● **TASK DATA**:
────────
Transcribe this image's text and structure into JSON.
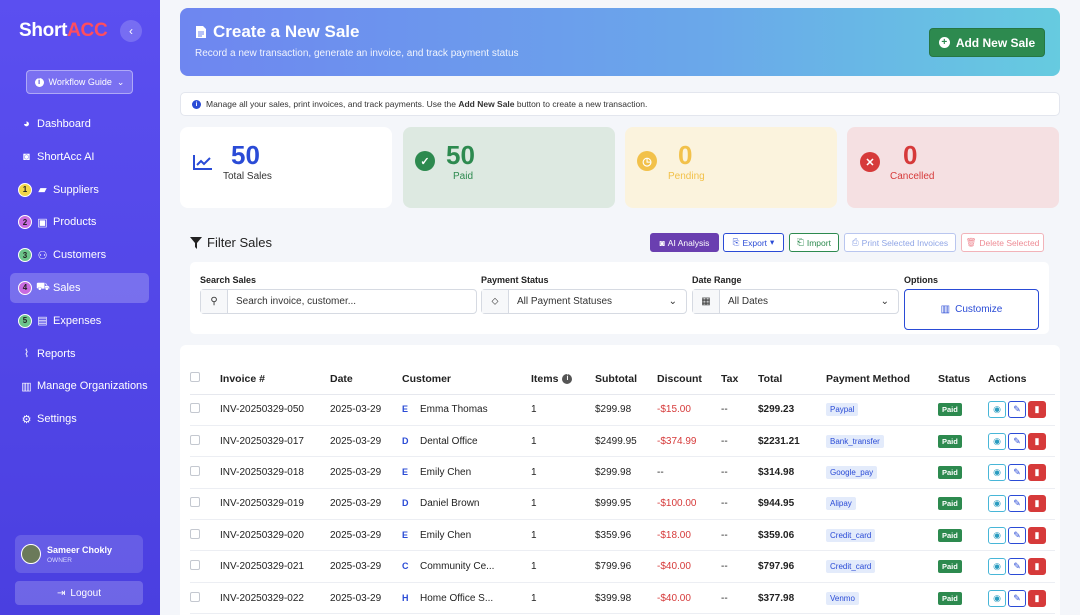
{
  "sidebar": {
    "brand_a": "Short",
    "brand_b": "ACC",
    "guide_label": "Workflow Guide",
    "items": [
      {
        "label": "Dashboard",
        "icon": "palette-icon",
        "step": ""
      },
      {
        "label": "ShortAcc AI",
        "icon": "robot-icon",
        "step": ""
      },
      {
        "label": "Suppliers",
        "icon": "truck-icon",
        "step": "1"
      },
      {
        "label": "Products",
        "icon": "box-icon",
        "step": "2"
      },
      {
        "label": "Customers",
        "icon": "users-icon",
        "step": "3"
      },
      {
        "label": "Sales",
        "icon": "cart-icon",
        "step": "4"
      },
      {
        "label": "Expenses",
        "icon": "money-icon",
        "step": "5"
      },
      {
        "label": "Reports",
        "icon": "chart-icon",
        "step": ""
      },
      {
        "label": "Manage Organizations",
        "icon": "building-icon",
        "step": ""
      },
      {
        "label": "Settings",
        "icon": "gear-icon",
        "step": ""
      }
    ],
    "step_colors": {
      "1": "#f2d64a",
      "2": "#c86be0",
      "3": "#6cc48a",
      "4": "#c86be0",
      "5": "#6cc48a"
    },
    "user_name": "Sameer Chokly",
    "user_role": "OWNER",
    "logout_label": "Logout"
  },
  "header": {
    "title": "Create a New Sale",
    "subtitle": "Record a new transaction, generate an invoice, and track payment status",
    "add_button": "Add New Sale"
  },
  "info": {
    "text_before": "Manage all your sales, print invoices, and track payments. Use the",
    "text_bold": "Add New Sale",
    "text_after": "button to create a new transaction."
  },
  "stats": {
    "total": {
      "value": "50",
      "label": "Total Sales"
    },
    "paid": {
      "value": "50",
      "label": "Paid"
    },
    "pending": {
      "value": "0",
      "label": "Pending"
    },
    "cancelled": {
      "value": "0",
      "label": "Cancelled"
    }
  },
  "filter": {
    "title": "Filter Sales",
    "buttons": {
      "ai": "AI Analysis",
      "export": "Export",
      "import": "Import",
      "print": "Print Selected Invoices",
      "delete": "Delete Selected"
    },
    "search_label": "Search Sales",
    "search_placeholder": "Search invoice, customer...",
    "payment_label": "Payment Status",
    "payment_value": "All Payment Statuses",
    "date_label": "Date Range",
    "date_value": "All Dates",
    "options_label": "Options",
    "customize": "Customize"
  },
  "table": {
    "headers": [
      "Invoice #",
      "Date",
      "Customer",
      "Items",
      "Subtotal",
      "Discount",
      "Tax",
      "Total",
      "Payment Method",
      "Status",
      "Actions"
    ],
    "rows": [
      {
        "invoice": "INV-20250329-050",
        "date": "2025-03-29",
        "initial": "E",
        "customer": "Emma Thomas",
        "items": "1",
        "subtotal": "$299.98",
        "discount": "-$15.00",
        "tax": "--",
        "total": "$299.23",
        "method": "Paypal",
        "status": "Paid"
      },
      {
        "invoice": "INV-20250329-017",
        "date": "2025-03-29",
        "initial": "D",
        "customer": "Dental Office",
        "items": "1",
        "subtotal": "$2499.95",
        "discount": "-$374.99",
        "tax": "--",
        "total": "$2231.21",
        "method": "Bank_transfer",
        "status": "Paid"
      },
      {
        "invoice": "INV-20250329-018",
        "date": "2025-03-29",
        "initial": "E",
        "customer": "Emily Chen",
        "items": "1",
        "subtotal": "$299.98",
        "discount": "--",
        "tax": "--",
        "total": "$314.98",
        "method": "Google_pay",
        "status": "Paid"
      },
      {
        "invoice": "INV-20250329-019",
        "date": "2025-03-29",
        "initial": "D",
        "customer": "Daniel Brown",
        "items": "1",
        "subtotal": "$999.95",
        "discount": "-$100.00",
        "tax": "--",
        "total": "$944.95",
        "method": "Alipay",
        "status": "Paid"
      },
      {
        "invoice": "INV-20250329-020",
        "date": "2025-03-29",
        "initial": "E",
        "customer": "Emily Chen",
        "items": "1",
        "subtotal": "$359.96",
        "discount": "-$18.00",
        "tax": "--",
        "total": "$359.06",
        "method": "Credit_card",
        "status": "Paid"
      },
      {
        "invoice": "INV-20250329-021",
        "date": "2025-03-29",
        "initial": "C",
        "customer": "Community Ce...",
        "items": "1",
        "subtotal": "$799.96",
        "discount": "-$40.00",
        "tax": "--",
        "total": "$797.96",
        "method": "Credit_card",
        "status": "Paid"
      },
      {
        "invoice": "INV-20250329-022",
        "date": "2025-03-29",
        "initial": "H",
        "customer": "Home Office S...",
        "items": "1",
        "subtotal": "$399.98",
        "discount": "-$40.00",
        "tax": "--",
        "total": "$377.98",
        "method": "Venmo",
        "status": "Paid"
      }
    ]
  },
  "colors": {
    "sidebar": "#4a3fe0",
    "accent": "#2a4bd6",
    "success": "#2d8a4f",
    "danger": "#d63a3a",
    "pending": "#f2c14a"
  }
}
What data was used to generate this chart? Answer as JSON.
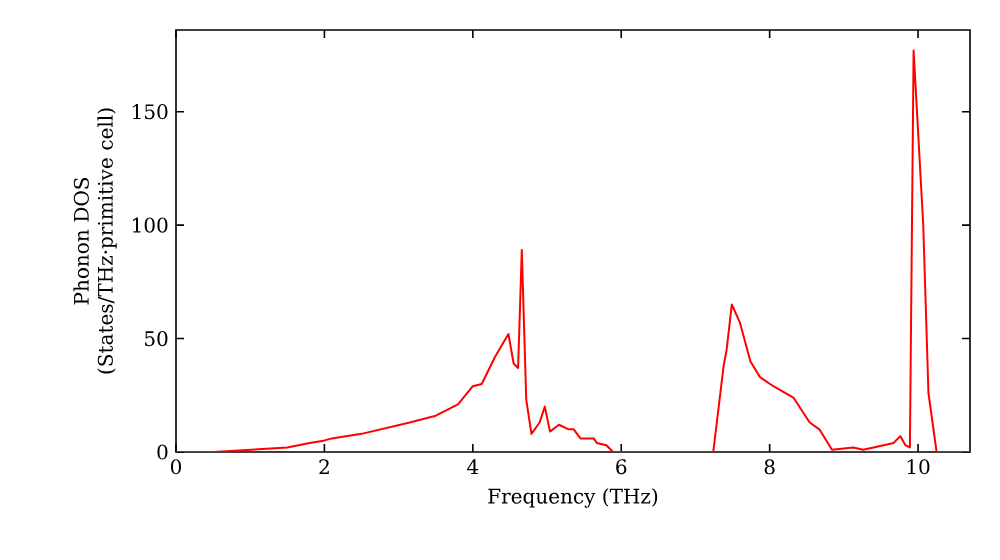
{
  "chart_data": {
    "type": "line",
    "xlabel": "Frequency (THz)",
    "ylabel": "Phonon DOS (States/THz·primitive cell)",
    "x": [
      0,
      0.5,
      1.0,
      1.5,
      1.8,
      1.99,
      2.1,
      2.5,
      3.15,
      3.5,
      3.8,
      4.0,
      4.12,
      4.3,
      4.48,
      4.55,
      4.61,
      4.66,
      4.72,
      4.79,
      4.9,
      4.97,
      5.04,
      5.16,
      5.29,
      5.36,
      5.45,
      5.63,
      5.67,
      5.8,
      5.89,
      7.24,
      7.38,
      7.42,
      7.49,
      7.6,
      7.74,
      7.87,
      8.05,
      8.32,
      8.54,
      8.67,
      8.84,
      9.13,
      9.26,
      9.4,
      9.67,
      9.76,
      9.83,
      9.89,
      9.94,
      10.07,
      10.14,
      10.25,
      10.7
    ],
    "series": [
      {
        "color": "#ff0000",
        "values": [
          0,
          0,
          1,
          2,
          4,
          5,
          6,
          8,
          13,
          16,
          21,
          29,
          30,
          42,
          52,
          39,
          37,
          89,
          23,
          8,
          13,
          20,
          9,
          12,
          10,
          10,
          6,
          6,
          4,
          3,
          0,
          0,
          38,
          45,
          65,
          57,
          40,
          33,
          29,
          24,
          13,
          10,
          1,
          2,
          1,
          2,
          4,
          7,
          3,
          2,
          177,
          100,
          26,
          0,
          0
        ]
      }
    ],
    "xlim": [
      0,
      10.7
    ],
    "ylim": [
      0,
      186
    ],
    "xticks": [
      0,
      2,
      4,
      6,
      8,
      10
    ],
    "yticks": [
      0,
      50,
      100,
      150
    ],
    "grid": false,
    "line_style": "solid",
    "marker": "none"
  }
}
────────
● **TASK OBJECTIVE**: From the records above, pull out each line that has "Manage".

● **EXERCISE OUTPUT**:
        "label": "Manage Organizations",
    "text_before": "Manage all your sales, print invoices, and track payments. Use the",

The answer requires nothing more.